* start Recorded data *
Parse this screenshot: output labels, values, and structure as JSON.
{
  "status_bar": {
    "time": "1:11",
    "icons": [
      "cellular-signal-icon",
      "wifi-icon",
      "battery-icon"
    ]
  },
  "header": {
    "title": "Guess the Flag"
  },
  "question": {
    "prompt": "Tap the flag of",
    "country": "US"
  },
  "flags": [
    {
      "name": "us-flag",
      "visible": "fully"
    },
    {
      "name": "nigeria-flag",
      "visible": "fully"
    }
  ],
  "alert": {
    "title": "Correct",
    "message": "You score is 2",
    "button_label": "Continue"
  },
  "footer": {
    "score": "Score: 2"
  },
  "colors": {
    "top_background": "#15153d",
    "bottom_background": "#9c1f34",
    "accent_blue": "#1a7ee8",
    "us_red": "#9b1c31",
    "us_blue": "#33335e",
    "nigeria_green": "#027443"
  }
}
* end Recorded data *
What needs to be done → Quote the listing in full, please, keeping every line exact.

Worked solution →
Parse this screenshot: output labels, values, and structure as JSON.
{
  "status_bar": {
    "time": "1:11",
    "icons": [
      "cellular-signal-icon",
      "wifi-icon",
      "battery-icon"
    ]
  },
  "header": {
    "title": "Guess the Flag"
  },
  "question": {
    "prompt": "Tap the flag of",
    "country": "US"
  },
  "flags": [
    {
      "name": "us-flag",
      "visible": "fully"
    },
    {
      "name": "nigeria-flag",
      "visible": "fully"
    }
  ],
  "alert": {
    "title": "Correct",
    "message": "You score is 2",
    "button_label": "Continue"
  },
  "footer": {
    "score": "Score: 2"
  },
  "colors": {
    "top_background": "#15153d",
    "bottom_background": "#9c1f34",
    "accent_blue": "#1a7ee8",
    "us_red": "#9b1c31",
    "us_blue": "#33335e",
    "nigeria_green": "#027443"
  }
}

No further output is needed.